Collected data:
┄┄┄┄┄┄┄┄┄┄
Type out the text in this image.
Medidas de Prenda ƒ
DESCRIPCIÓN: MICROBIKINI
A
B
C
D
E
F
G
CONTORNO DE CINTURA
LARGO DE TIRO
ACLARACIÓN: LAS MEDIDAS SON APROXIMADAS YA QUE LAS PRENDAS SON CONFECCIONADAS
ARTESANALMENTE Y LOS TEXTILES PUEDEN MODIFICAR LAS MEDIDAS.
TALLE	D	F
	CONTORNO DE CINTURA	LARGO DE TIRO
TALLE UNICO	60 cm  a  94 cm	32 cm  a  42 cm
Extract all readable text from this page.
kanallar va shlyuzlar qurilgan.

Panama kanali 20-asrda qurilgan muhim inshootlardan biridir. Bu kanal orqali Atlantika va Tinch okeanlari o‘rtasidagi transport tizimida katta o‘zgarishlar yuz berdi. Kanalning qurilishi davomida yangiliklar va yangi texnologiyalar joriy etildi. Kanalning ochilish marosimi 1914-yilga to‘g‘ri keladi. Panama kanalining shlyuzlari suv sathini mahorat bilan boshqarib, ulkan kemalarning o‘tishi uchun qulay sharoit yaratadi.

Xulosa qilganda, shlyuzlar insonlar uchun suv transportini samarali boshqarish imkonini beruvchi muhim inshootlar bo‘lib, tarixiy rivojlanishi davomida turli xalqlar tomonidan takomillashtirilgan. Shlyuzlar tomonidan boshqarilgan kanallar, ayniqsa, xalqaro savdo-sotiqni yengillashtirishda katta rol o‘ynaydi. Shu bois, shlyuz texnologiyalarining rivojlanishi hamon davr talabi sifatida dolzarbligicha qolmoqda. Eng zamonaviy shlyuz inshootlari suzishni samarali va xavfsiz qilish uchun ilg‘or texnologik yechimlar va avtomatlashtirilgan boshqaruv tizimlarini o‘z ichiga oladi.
┄┄┄┄┄┄┄┄┄┄
Set problem
Retype all of the data shown above, word for word.

Task output
Type out the text in this image.
Medidas de Prenda ƒ
DESCRIPCIÓN: MICROBIKINI
A
B
C
D
E
F
G
CONTORNO DE CINTURA
LARGO DE TIRO
ACLARACIÓN: LAS MEDIDAS SON APROXIMADAS YA QUE LAS PRENDAS SON CONFECCIONADAS
ARTESANALMENTE Y LOS TEXTILES PUEDEN MODIFICAR LAS MEDIDAS.
TALLE	D	F
	CONTORNO DE CINTURA	LARGO DE TIRO
TALLE UNICO	60 cm  a  94 cm	32 cm  a  42 cm
Extract all readable text from this page.
kanallar va shlyuzlar qurilgan.

Panama kanali 20-asrda qurilgan muhim inshootlardan biridir. Bu kanal orqali Atlantika va Tinch okeanlari o‘rtasidagi transport tizimida katta o‘zgarishlar yuz berdi. Kanalning qurilishi davomida yangiliklar va yangi texnologiyalar joriy etildi. Kanalning ochilish marosimi 1914-yilga to‘g‘ri keladi. Panama kanalining shlyuzlari suv sathini mahorat bilan boshqarib, ulkan kemalarning o‘tishi uchun qulay sharoit yaratadi.

Xulosa qilganda, shlyuzlar insonlar uchun suv transportini samarali boshqarish imkonini beruvchi muhim inshootlar bo‘lib, tarixiy rivojlanishi davomida turli xalqlar tomonidan takomillashtirilgan. Shlyuzlar tomonidan boshqarilgan kanallar, ayniqsa, xalqaro savdo-sotiqni yengillashtirishda katta rol o‘ynaydi. Shu bois, shlyuz texnologiyalarining rivojlanishi hamon davr talabi sifatida dolzarbligicha qolmoqda. Eng zamonaviy shlyuz inshootlari suzishni samarali va xavfsiz qilish uchun ilg‘or texnologik yechimlar va avtomatlashtirilgan boshqaruv tizimlarini o‘z ichiga oladi.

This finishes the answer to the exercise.